>> start Record extracts

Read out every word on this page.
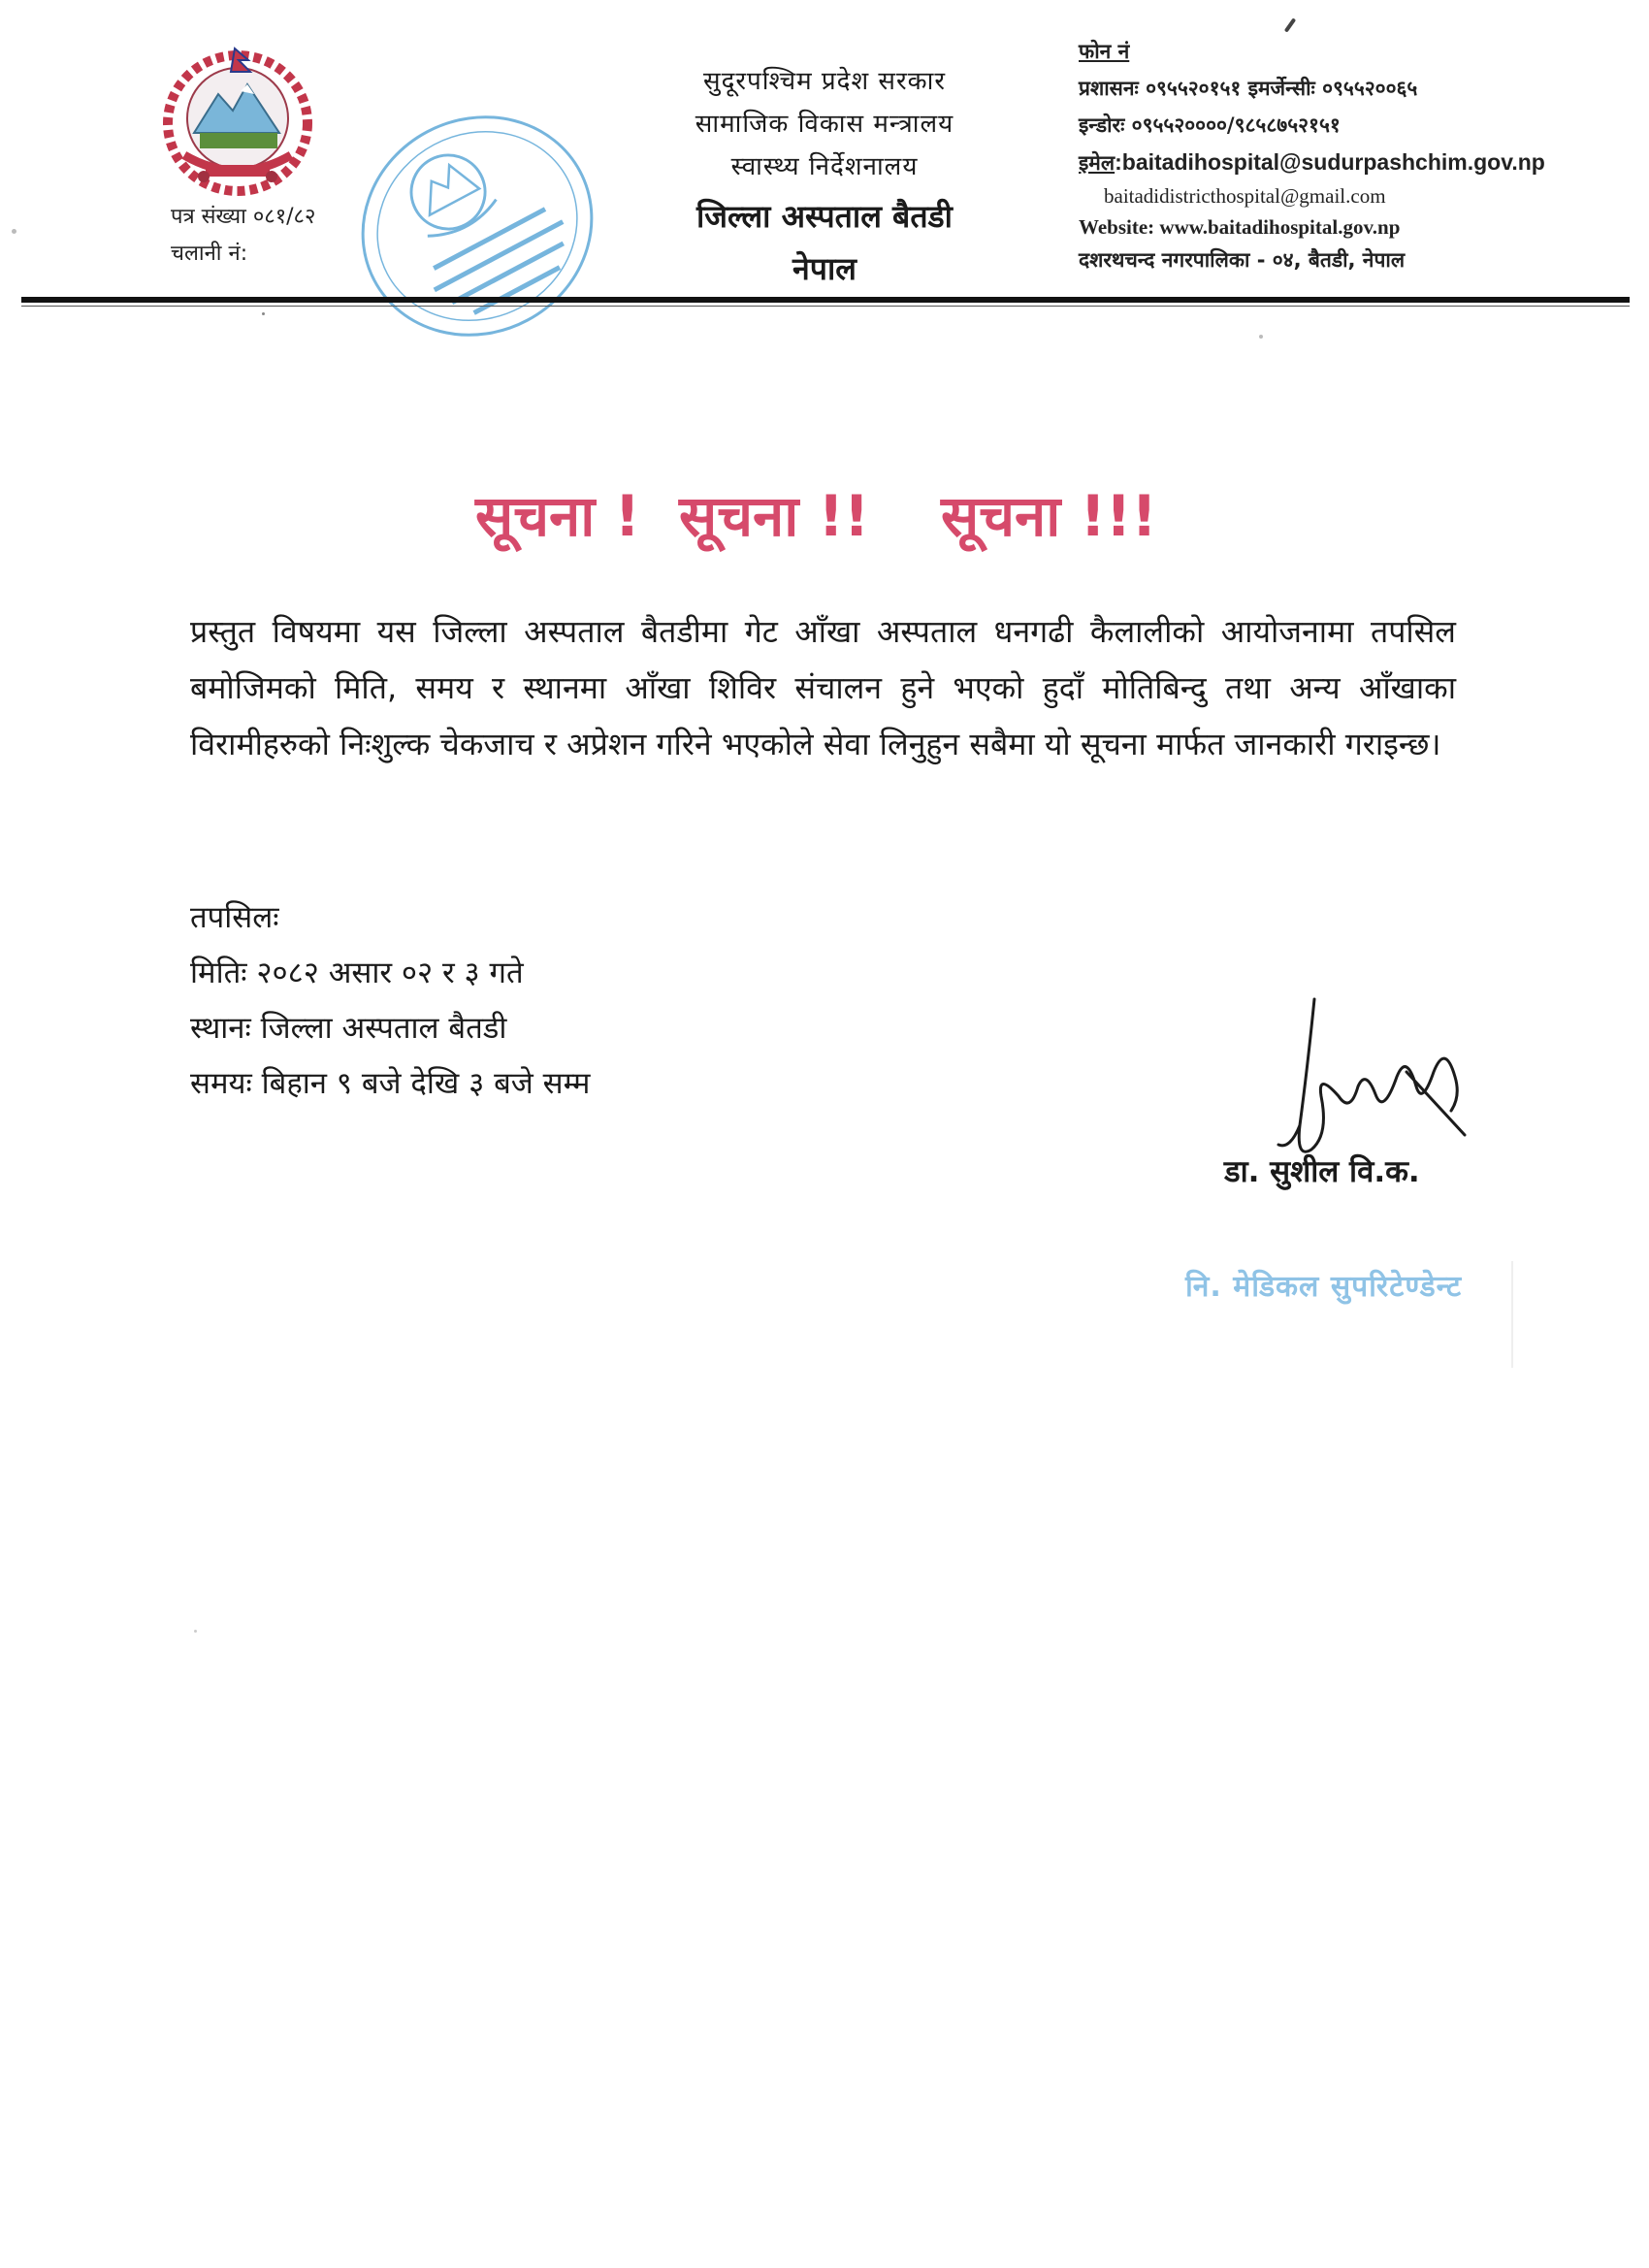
पत्र संख्या ०८१/८२
चलानी नं:
सुदूरपश्चिम प्रदेश सरकार
सामाजिक विकास मन्त्रालय
स्वास्थ्य निर्देशनालय
जिल्ला अस्पताल बैतडी
नेपाल
फोन नं
प्रशासनः ०९५५२०१५१ इमर्जेन्सीः ०९५५२००६५
इन्डोरः ०९५५२००००/९८५८७५२१५१
इमेल:baitadihospital@sudurpashchim.gov.np
baitadidistricthospital@gmail.com
Website: www.baitadihospital.gov.np
दशरथचन्द नगरपालिका - ०४, बैतडी, नेपाल
सूचना ! सूचना !! सूचना !!!
प्रस्तुत विषयमा यस जिल्ला अस्पताल बैतडीमा गेट आँखा अस्पताल धनगढी कैलालीको आयोजनामा तपसिल बमोजिमको मिति, समय र स्थानमा आँखा शिविर संचालन हुने भएको हुदाँ मोतिबिन्दु तथा अन्य आँखाका विरामीहरुको निःशुल्क चेकजाच र अप्रेशन गरिने भएकोले सेवा लिनुहुन सबैमा यो सूचना मार्फत जानकारी गराइन्छ।
तपसिलः
मितिः २०८२ असार ०२ र ३ गते
स्थानः जिल्ला अस्पताल बैतडी
समयः बिहान ९ बजे देखि ३ बजे सम्म
डा. सुशील वि.क.
नि. मेडिकल सुपरिटेण्डेन्ट
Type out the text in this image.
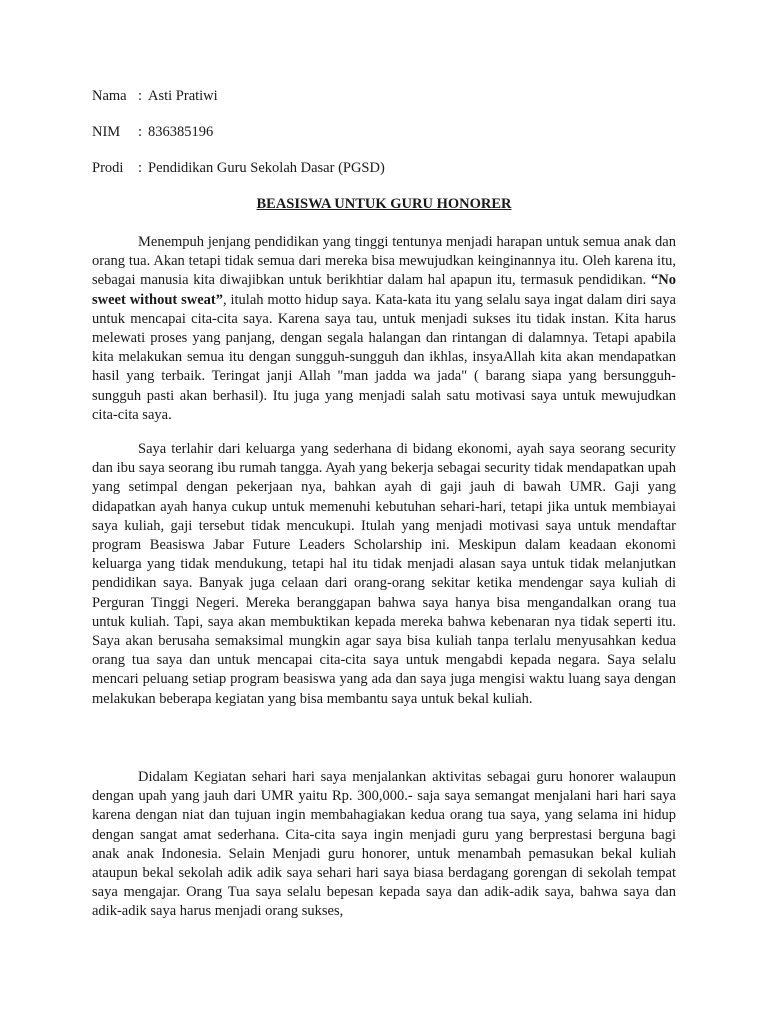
Nama : Asti Pratiwi
NIM : 836385196
Prodi : Pendidikan Guru Sekolah Dasar (PGSD)
BEASISWA UNTUK GURU HONORER

Menempuh jenjang pendidikan yang tinggi tentunya menjadi harapan untuk semua anak dan orang tua. Akan tetapi tidak semua dari mereka bisa mewujudkan keinginannya itu. Oleh karena itu, sebagai manusia kita diwajibkan untuk berikhtiar dalam hal apapun itu, termasuk pendidikan. “No sweet without sweat”, itulah motto hidup saya. Kata-kata itu yang selalu saya ingat dalam diri saya untuk mencapai cita-cita saya. Karena saya tau, untuk menjadi sukses itu tidak instan. Kita harus melewati proses yang panjang, dengan segala halangan dan rintangan di dalamnya. Tetapi apabila kita melakukan semua itu dengan sungguh-sungguh dan ikhlas, insyaAllah kita akan mendapatkan hasil yang terbaik. Teringat janji Allah "man jadda wa jada" ( barang siapa yang bersungguh-sungguh pasti akan berhasil). Itu juga yang menjadi salah satu motivasi saya untuk mewujudkan cita-cita saya.

Saya terlahir dari keluarga yang sederhana di bidang ekonomi, ayah saya seorang security dan ibu saya seorang ibu rumah tangga. Ayah yang bekerja sebagai security tidak mendapatkan upah yang setimpal dengan pekerjaan nya, bahkan ayah di gaji jauh di bawah UMR. Gaji yang didapatkan ayah hanya cukup untuk memenuhi kebutuhan sehari-hari, tetapi jika untuk membiayai saya kuliah, gaji tersebut tidak mencukupi. Itulah yang menjadi motivasi saya untuk mendaftar program Beasiswa Jabar Future Leaders Scholarship ini. Meskipun dalam keadaan ekonomi keluarga yang tidak mendukung, tetapi hal itu tidak menjadi alasan saya untuk tidak melanjutkan pendidikan saya. Banyak juga celaan dari orang-orang sekitar ketika mendengar saya kuliah di Perguran Tinggi Negeri. Mereka beranggapan bahwa saya hanya bisa mengandalkan orang tua untuk kuliah. Tapi, saya akan membuktikan kepada mereka bahwa kebenaran nya tidak seperti itu. Saya akan berusaha semaksimal mungkin agar saya bisa kuliah tanpa terlalu menyusahkan kedua orang tua saya dan untuk mencapai cita-cita saya untuk mengabdi kepada negara. Saya selalu mencari peluang setiap program beasiswa yang ada dan saya juga mengisi waktu luang saya dengan melakukan beberapa kegiatan yang bisa membantu saya untuk bekal kuliah.

Didalam Kegiatan sehari hari saya menjalankan aktivitas sebagai guru honorer walaupun dengan upah yang jauh dari UMR yaitu Rp. 300,000.- saja saya semangat menjalani hari hari saya karena dengan niat dan tujuan ingin membahagiakan kedua orang tua saya, yang selama ini hidup dengan sangat amat sederhana. Cita-cita saya ingin menjadi guru yang berprestasi berguna bagi anak anak Indonesia. Selain Menjadi guru honorer, untuk menambah pemasukan bekal kuliah ataupun bekal sekolah adik adik saya sehari hari saya biasa berdagang gorengan di sekolah tempat saya mengajar. Orang Tua saya selalu bepesan kepada saya dan adik-adik saya, bahwa saya dan adik-adik saya harus menjadi orang sukses,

>> end Record extracts

Your goal:
Go through the material and select each line with the string "baitadihospital" in it.

Worked solution:
इमेल:baitadihospital@sudurpashchim.gov.np
Website: www.baitadihospital.gov.np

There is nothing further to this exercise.